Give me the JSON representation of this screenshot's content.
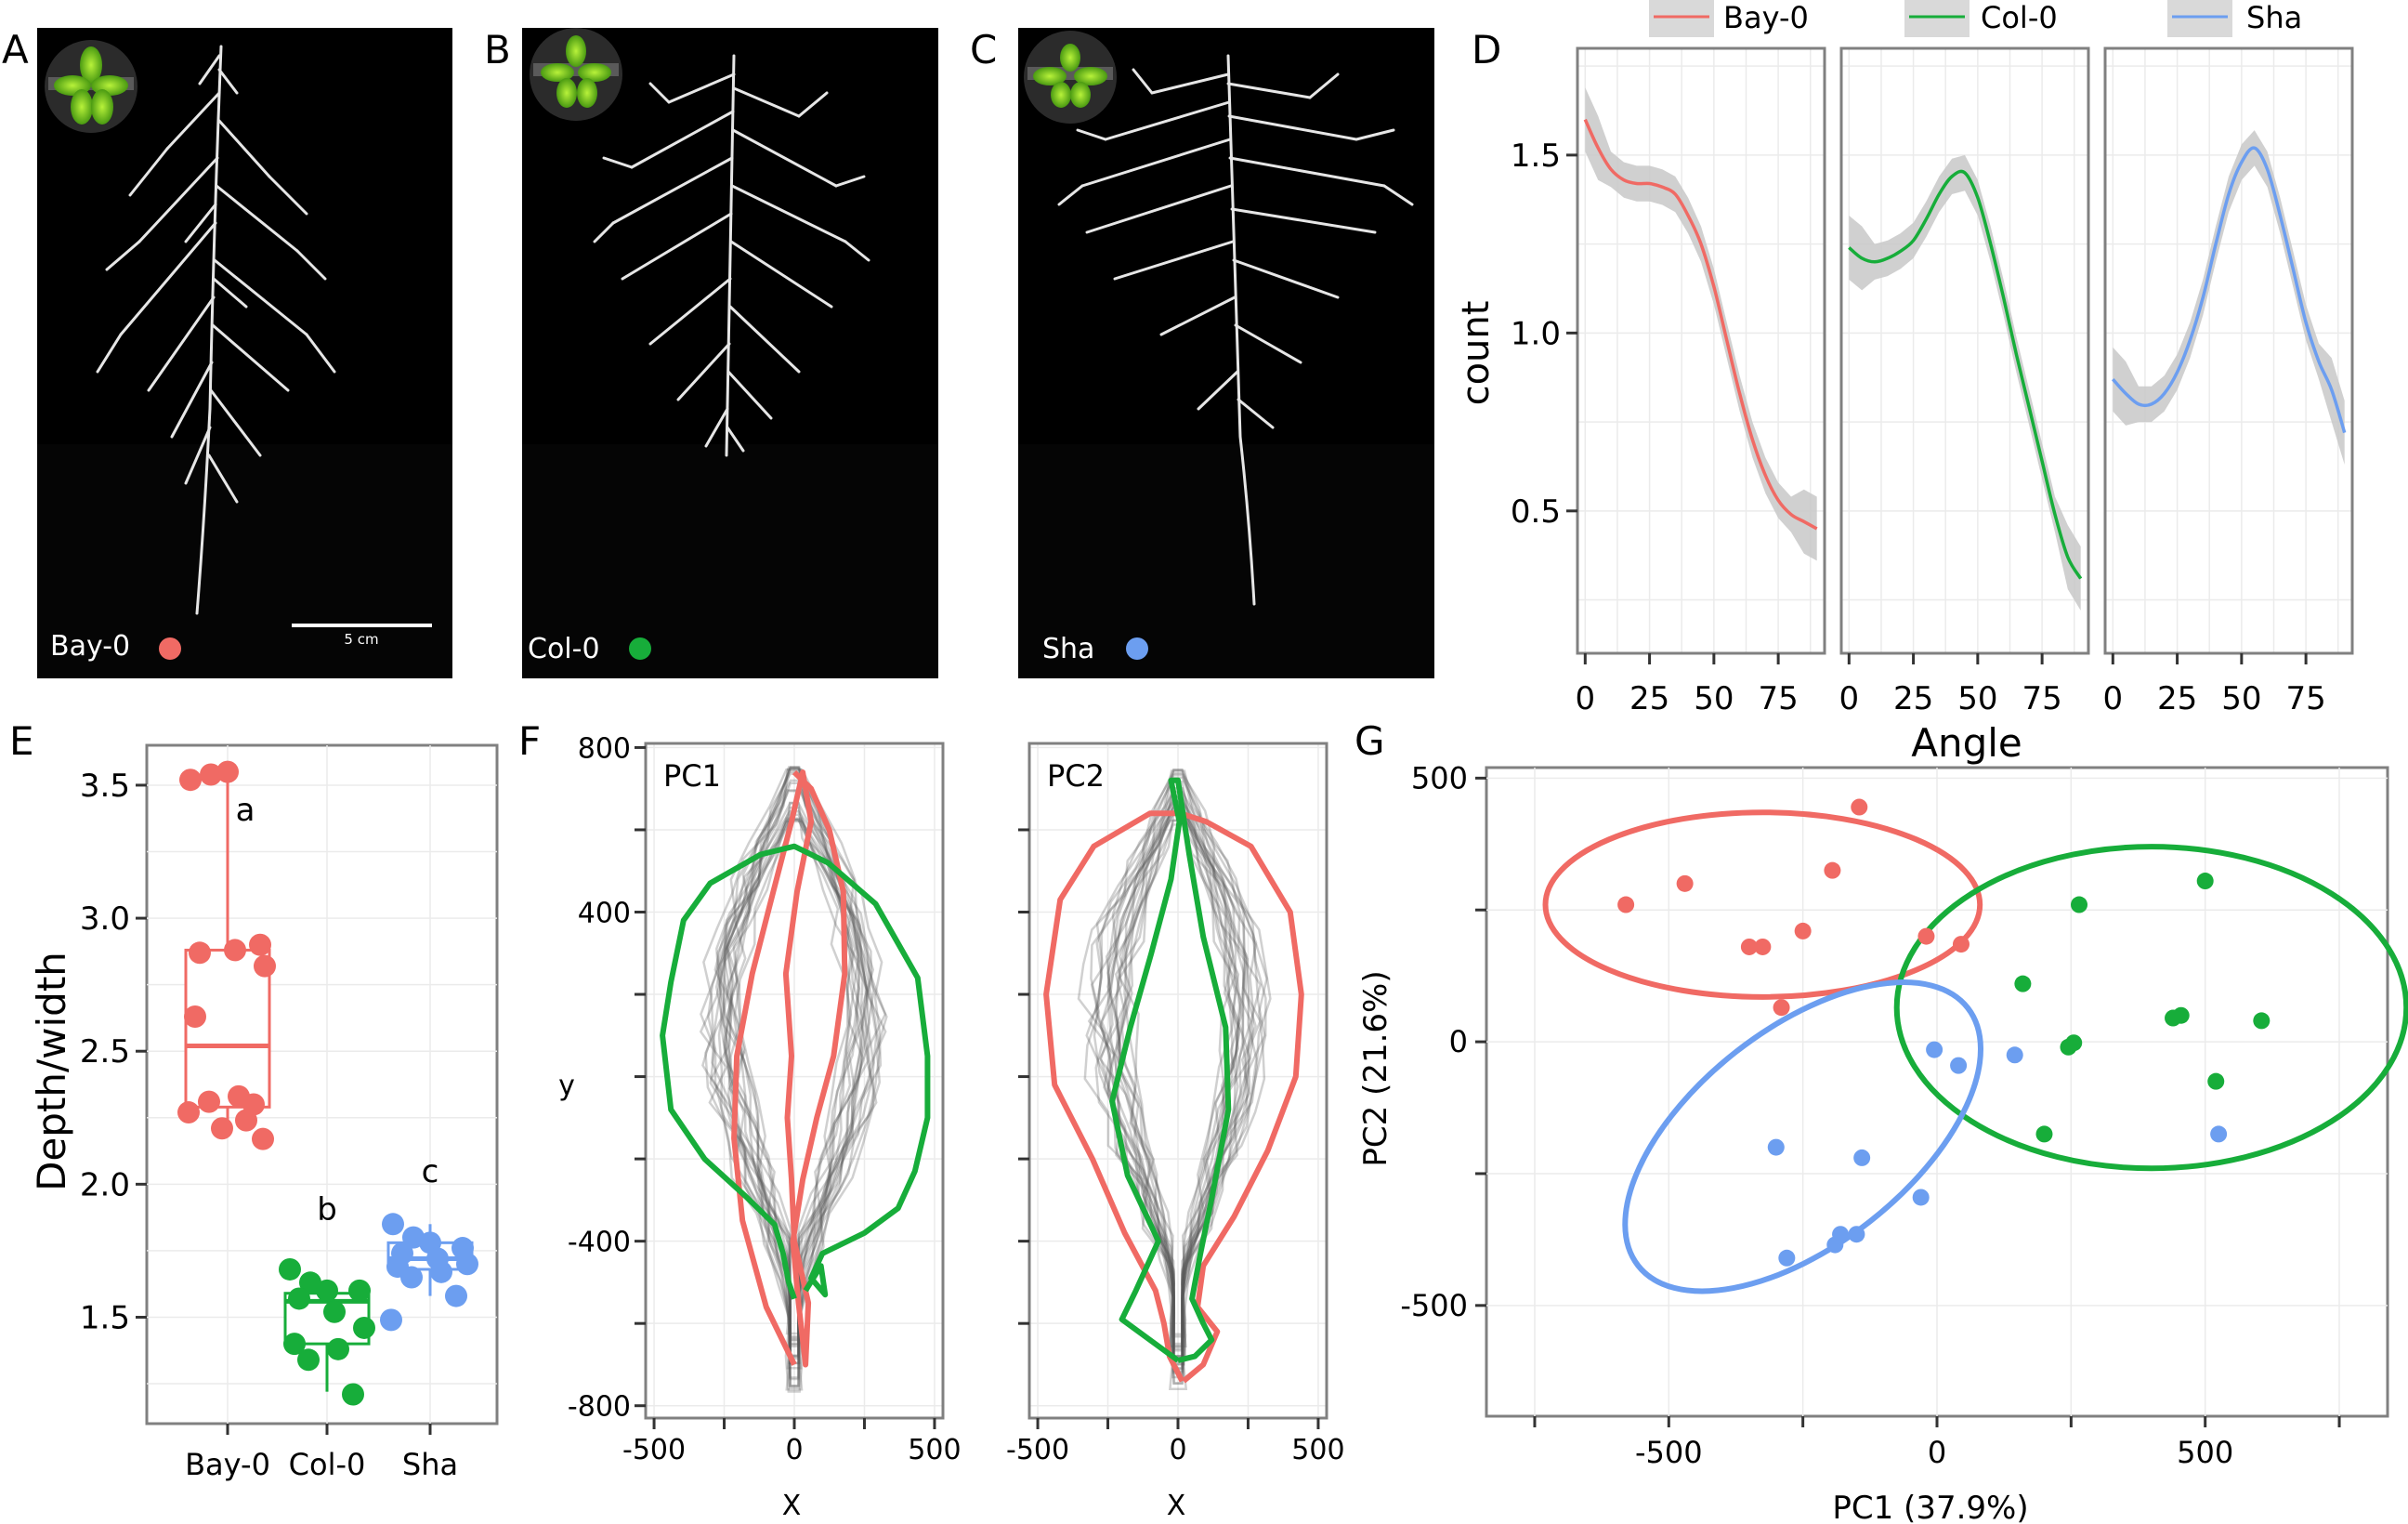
{
  "panel_labels": [
    "A",
    "B",
    "C",
    "D",
    "E",
    "F",
    "G"
  ],
  "colors": {
    "bay": "#f06a64",
    "col": "#17ad3a",
    "sha": "#6c9ef0",
    "ghost": "#555555",
    "frame": "#808080",
    "grid": "#ebebeb"
  },
  "photos": {
    "accession_labels": [
      "Bay-0",
      "Col-0",
      "Sha"
    ],
    "scale_bar": "5 cm"
  },
  "chart_data": [
    {
      "panel": "D",
      "type": "line",
      "facets": [
        "Bay-0",
        "Col-0",
        "Sha"
      ],
      "xlabel": "Angle",
      "ylabel": "count",
      "xlim": [
        -3,
        93
      ],
      "ylim": [
        0.1,
        1.8
      ],
      "xticks": [
        0,
        25,
        50,
        75
      ],
      "yticks": [
        0.5,
        1.0,
        1.5
      ],
      "ytick_labels": [
        "0.5",
        "1.0",
        "1.5"
      ],
      "legend_position": "top",
      "series": [
        {
          "name": "Bay-0",
          "x": [
            0,
            5,
            10,
            15,
            20,
            25,
            30,
            35,
            40,
            45,
            50,
            55,
            60,
            65,
            70,
            75,
            80,
            85,
            90
          ],
          "y": [
            1.6,
            1.52,
            1.46,
            1.43,
            1.42,
            1.42,
            1.41,
            1.39,
            1.33,
            1.25,
            1.13,
            0.98,
            0.83,
            0.7,
            0.6,
            0.53,
            0.49,
            0.47,
            0.45
          ]
        },
        {
          "name": "Col-0",
          "x": [
            0,
            5,
            10,
            15,
            20,
            25,
            30,
            35,
            40,
            45,
            50,
            55,
            60,
            65,
            70,
            75,
            80,
            85,
            90
          ],
          "y": [
            1.24,
            1.21,
            1.2,
            1.21,
            1.23,
            1.26,
            1.32,
            1.39,
            1.44,
            1.45,
            1.38,
            1.25,
            1.1,
            0.94,
            0.79,
            0.64,
            0.49,
            0.37,
            0.31
          ]
        },
        {
          "name": "Sha",
          "x": [
            0,
            5,
            10,
            15,
            20,
            25,
            30,
            35,
            40,
            45,
            50,
            55,
            60,
            65,
            70,
            75,
            80,
            85,
            90
          ],
          "y": [
            0.87,
            0.83,
            0.8,
            0.8,
            0.83,
            0.89,
            0.98,
            1.1,
            1.25,
            1.39,
            1.48,
            1.52,
            1.46,
            1.33,
            1.18,
            1.03,
            0.92,
            0.84,
            0.72
          ]
        }
      ]
    },
    {
      "panel": "E",
      "type": "box",
      "categories": [
        "Bay-0",
        "Col-0",
        "Sha"
      ],
      "ylabel": "Depth/width",
      "ylim": [
        1.1,
        3.65
      ],
      "yticks": [
        1.5,
        2.0,
        2.5,
        3.0,
        3.5
      ],
      "ytick_labels": [
        "1.5",
        "2.0",
        "2.5",
        "3.0",
        "3.5"
      ],
      "boxes": [
        {
          "q1": 2.29,
          "median": 2.52,
          "q3": 2.88,
          "whisker_low": 2.19,
          "whisker_high": 3.55,
          "points": [
            3.52,
            3.54,
            3.55,
            2.9,
            2.87,
            2.88,
            2.82,
            2.63,
            2.33,
            2.31,
            2.3,
            2.27,
            2.24,
            2.21,
            2.17
          ],
          "letter": "a"
        },
        {
          "q1": 1.4,
          "median": 1.56,
          "q3": 1.59,
          "whisker_low": 1.22,
          "whisker_high": 1.64,
          "points": [
            1.68,
            1.63,
            1.6,
            1.6,
            1.57,
            1.52,
            1.46,
            1.4,
            1.38,
            1.34,
            1.21
          ],
          "letter": "b"
        },
        {
          "q1": 1.68,
          "median": 1.72,
          "q3": 1.78,
          "whisker_low": 1.58,
          "whisker_high": 1.85,
          "points": [
            1.85,
            1.8,
            1.78,
            1.76,
            1.74,
            1.72,
            1.7,
            1.69,
            1.67,
            1.65,
            1.58,
            1.49
          ],
          "letter": "c"
        }
      ]
    },
    {
      "panel": "F",
      "type": "line",
      "subplots": [
        "PC1",
        "PC2"
      ],
      "xlabel": "X",
      "ylabel": "y",
      "xlim": [
        -530,
        530
      ],
      "ylim": [
        -830,
        810
      ],
      "xticks": [
        -500,
        0,
        500
      ],
      "xtick_labels": [
        "-500",
        "0",
        "500"
      ],
      "yticks": [
        -800,
        -400,
        0,
        400,
        800
      ],
      "ytick_labels": [
        "-800",
        "-400",
        "0",
        "400",
        "800"
      ],
      "series": [
        {
          "name": "PC1 red",
          "subplot": 0,
          "x": [
            0,
            -100,
            -185,
            -215,
            -205,
            -150,
            -75,
            -10,
            30,
            60,
            10,
            -30,
            -10,
            -25,
            -10,
            0,
            50,
            40,
            15,
            -5,
            30,
            80,
            140,
            180,
            175,
            125,
            60,
            0
          ],
          "y": [
            -700,
            -560,
            -350,
            -150,
            50,
            250,
            450,
            620,
            740,
            620,
            450,
            250,
            50,
            -100,
            -250,
            -400,
            -550,
            -700,
            -550,
            -400,
            -250,
            -100,
            50,
            250,
            450,
            600,
            700,
            740
          ]
        },
        {
          "name": "PC1 green",
          "subplot": 0,
          "x": [
            0,
            -20,
            -40,
            -70,
            -175,
            -320,
            -440,
            -470,
            -440,
            -395,
            -300,
            -120,
            0,
            120,
            290,
            440,
            475,
            475,
            430,
            370,
            250,
            100,
            60,
            110,
            95,
            40
          ],
          "y": [
            -540,
            -500,
            -430,
            -360,
            -290,
            -200,
            -80,
            100,
            230,
            380,
            470,
            540,
            560,
            520,
            420,
            240,
            50,
            -100,
            -230,
            -320,
            -380,
            -430,
            -490,
            -530,
            -460,
            -520
          ]
        },
        {
          "name": "PC2 red",
          "subplot": 1,
          "x": [
            15,
            -30,
            -50,
            -80,
            -190,
            -305,
            -440,
            -470,
            -420,
            -300,
            -100,
            10,
            100,
            260,
            400,
            440,
            420,
            320,
            200,
            90,
            70,
            140,
            90,
            20
          ],
          "y": [
            -740,
            -680,
            -600,
            -520,
            -380,
            -200,
            -20,
            200,
            430,
            560,
            640,
            640,
            620,
            560,
            400,
            200,
            0,
            -180,
            -340,
            -460,
            -560,
            -620,
            -700,
            -740
          ]
        },
        {
          "name": "PC2 green",
          "subplot": 1,
          "x": [
            0,
            -200,
            -150,
            -70,
            -180,
            -235,
            -170,
            -95,
            -25,
            5,
            -25,
            0,
            40,
            90,
            170,
            180,
            125,
            80,
            50,
            90,
            120,
            60,
            0
          ],
          "y": [
            -690,
            -590,
            -520,
            -400,
            -240,
            -60,
            120,
            300,
            480,
            620,
            720,
            720,
            540,
            340,
            120,
            -80,
            -280,
            -430,
            -540,
            -600,
            -640,
            -680,
            -690
          ]
        }
      ]
    },
    {
      "panel": "G",
      "type": "scatter",
      "xlabel": "PC1 (37.9%)",
      "ylabel": "PC2 (21.6%)",
      "xlim": [
        -840,
        840
      ],
      "ylim": [
        -710,
        520
      ],
      "xticks": [
        -500,
        0,
        500
      ],
      "xtick_labels": [
        "-500",
        "0",
        "500"
      ],
      "yticks": [
        -500,
        0,
        500
      ],
      "ytick_labels": [
        "-500",
        "0",
        "500"
      ],
      "series": [
        {
          "name": "Bay-0",
          "x": [
            -145,
            -470,
            -580,
            -195,
            -250,
            -350,
            -325,
            -290,
            -20,
            45
          ],
          "y": [
            445,
            300,
            260,
            325,
            210,
            180,
            180,
            65,
            200,
            185
          ],
          "ellipse": {
            "cx": -325,
            "cy": 260,
            "rx": 405,
            "ry": 175,
            "angle": 0
          }
        },
        {
          "name": "Col-0",
          "x": [
            500,
            265,
            160,
            455,
            440,
            605,
            520,
            255,
            245,
            200
          ],
          "y": [
            305,
            260,
            110,
            50,
            45,
            40,
            -75,
            -2,
            -10,
            -175
          ],
          "ellipse": {
            "cx": 400,
            "cy": 65,
            "rx": 475,
            "ry": 305,
            "angle": 0
          }
        },
        {
          "name": "Sha",
          "x": [
            -5,
            40,
            145,
            -300,
            -140,
            -30,
            -180,
            -190,
            -150,
            -280,
            525
          ],
          "y": [
            -15,
            -45,
            -25,
            -200,
            -220,
            -295,
            -365,
            -385,
            -365,
            -410,
            -175
          ],
          "ellipse": {
            "cx": -250,
            "cy": -180,
            "rx": 390,
            "ry": 205,
            "angle": -38
          }
        }
      ]
    }
  ]
}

***

Exercise brief: Count how many lines include the string "type". Nothing but the number is needed.

Solution: 4